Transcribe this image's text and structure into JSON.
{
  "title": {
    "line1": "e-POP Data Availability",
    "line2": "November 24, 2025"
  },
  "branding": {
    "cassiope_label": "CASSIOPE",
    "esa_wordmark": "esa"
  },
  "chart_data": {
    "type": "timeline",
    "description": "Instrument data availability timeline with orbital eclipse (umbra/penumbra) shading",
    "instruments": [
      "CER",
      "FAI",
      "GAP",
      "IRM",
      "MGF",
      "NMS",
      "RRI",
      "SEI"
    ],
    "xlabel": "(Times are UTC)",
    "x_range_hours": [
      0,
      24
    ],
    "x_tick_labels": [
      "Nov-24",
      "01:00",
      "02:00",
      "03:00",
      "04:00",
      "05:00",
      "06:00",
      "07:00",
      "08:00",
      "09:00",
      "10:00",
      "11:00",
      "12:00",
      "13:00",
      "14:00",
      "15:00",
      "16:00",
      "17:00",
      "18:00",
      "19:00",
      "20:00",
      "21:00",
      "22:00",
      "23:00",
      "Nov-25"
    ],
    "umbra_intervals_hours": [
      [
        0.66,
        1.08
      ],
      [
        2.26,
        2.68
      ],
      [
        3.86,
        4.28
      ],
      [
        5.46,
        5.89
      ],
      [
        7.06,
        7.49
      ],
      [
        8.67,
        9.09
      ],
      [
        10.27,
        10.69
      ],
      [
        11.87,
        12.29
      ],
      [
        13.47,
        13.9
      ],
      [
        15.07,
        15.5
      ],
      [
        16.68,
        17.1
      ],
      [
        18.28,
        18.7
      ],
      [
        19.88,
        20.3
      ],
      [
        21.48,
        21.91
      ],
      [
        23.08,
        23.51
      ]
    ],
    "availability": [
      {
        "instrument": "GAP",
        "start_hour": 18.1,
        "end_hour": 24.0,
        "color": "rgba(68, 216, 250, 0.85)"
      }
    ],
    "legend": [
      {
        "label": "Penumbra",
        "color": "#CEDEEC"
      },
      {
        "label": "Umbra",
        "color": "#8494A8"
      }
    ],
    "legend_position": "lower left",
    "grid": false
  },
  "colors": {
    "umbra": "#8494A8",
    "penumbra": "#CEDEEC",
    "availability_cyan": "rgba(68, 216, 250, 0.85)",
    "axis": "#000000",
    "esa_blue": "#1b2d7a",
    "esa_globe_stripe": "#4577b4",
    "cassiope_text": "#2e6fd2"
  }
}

== == ==

Work instructions: Return every record above exactly as it appears.

Exercise output:
Transcribe this image's text and structure into JSON.
{
  "title": {
    "line1": "e-POP Data Availability",
    "line2": "November 24, 2025"
  },
  "branding": {
    "cassiope_label": "CASSIOPE",
    "esa_wordmark": "esa"
  },
  "chart_data": {
    "type": "timeline",
    "description": "Instrument data availability timeline with orbital eclipse (umbra/penumbra) shading",
    "instruments": [
      "CER",
      "FAI",
      "GAP",
      "IRM",
      "MGF",
      "NMS",
      "RRI",
      "SEI"
    ],
    "xlabel": "(Times are UTC)",
    "x_range_hours": [
      0,
      24
    ],
    "x_tick_labels": [
      "Nov-24",
      "01:00",
      "02:00",
      "03:00",
      "04:00",
      "05:00",
      "06:00",
      "07:00",
      "08:00",
      "09:00",
      "10:00",
      "11:00",
      "12:00",
      "13:00",
      "14:00",
      "15:00",
      "16:00",
      "17:00",
      "18:00",
      "19:00",
      "20:00",
      "21:00",
      "22:00",
      "23:00",
      "Nov-25"
    ],
    "umbra_intervals_hours": [
      [
        0.66,
        1.08
      ],
      [
        2.26,
        2.68
      ],
      [
        3.86,
        4.28
      ],
      [
        5.46,
        5.89
      ],
      [
        7.06,
        7.49
      ],
      [
        8.67,
        9.09
      ],
      [
        10.27,
        10.69
      ],
      [
        11.87,
        12.29
      ],
      [
        13.47,
        13.9
      ],
      [
        15.07,
        15.5
      ],
      [
        16.68,
        17.1
      ],
      [
        18.28,
        18.7
      ],
      [
        19.88,
        20.3
      ],
      [
        21.48,
        21.91
      ],
      [
        23.08,
        23.51
      ]
    ],
    "availability": [
      {
        "instrument": "GAP",
        "start_hour": 18.1,
        "end_hour": 24.0,
        "color": "rgba(68, 216, 250, 0.85)"
      }
    ],
    "legend": [
      {
        "label": "Penumbra",
        "color": "#CEDEEC"
      },
      {
        "label": "Umbra",
        "color": "#8494A8"
      }
    ],
    "legend_position": "lower left",
    "grid": false
  },
  "colors": {
    "umbra": "#8494A8",
    "penumbra": "#CEDEEC",
    "availability_cyan": "rgba(68, 216, 250, 0.85)",
    "axis": "#000000",
    "esa_blue": "#1b2d7a",
    "esa_globe_stripe": "#4577b4",
    "cassiope_text": "#2e6fd2"
  }
}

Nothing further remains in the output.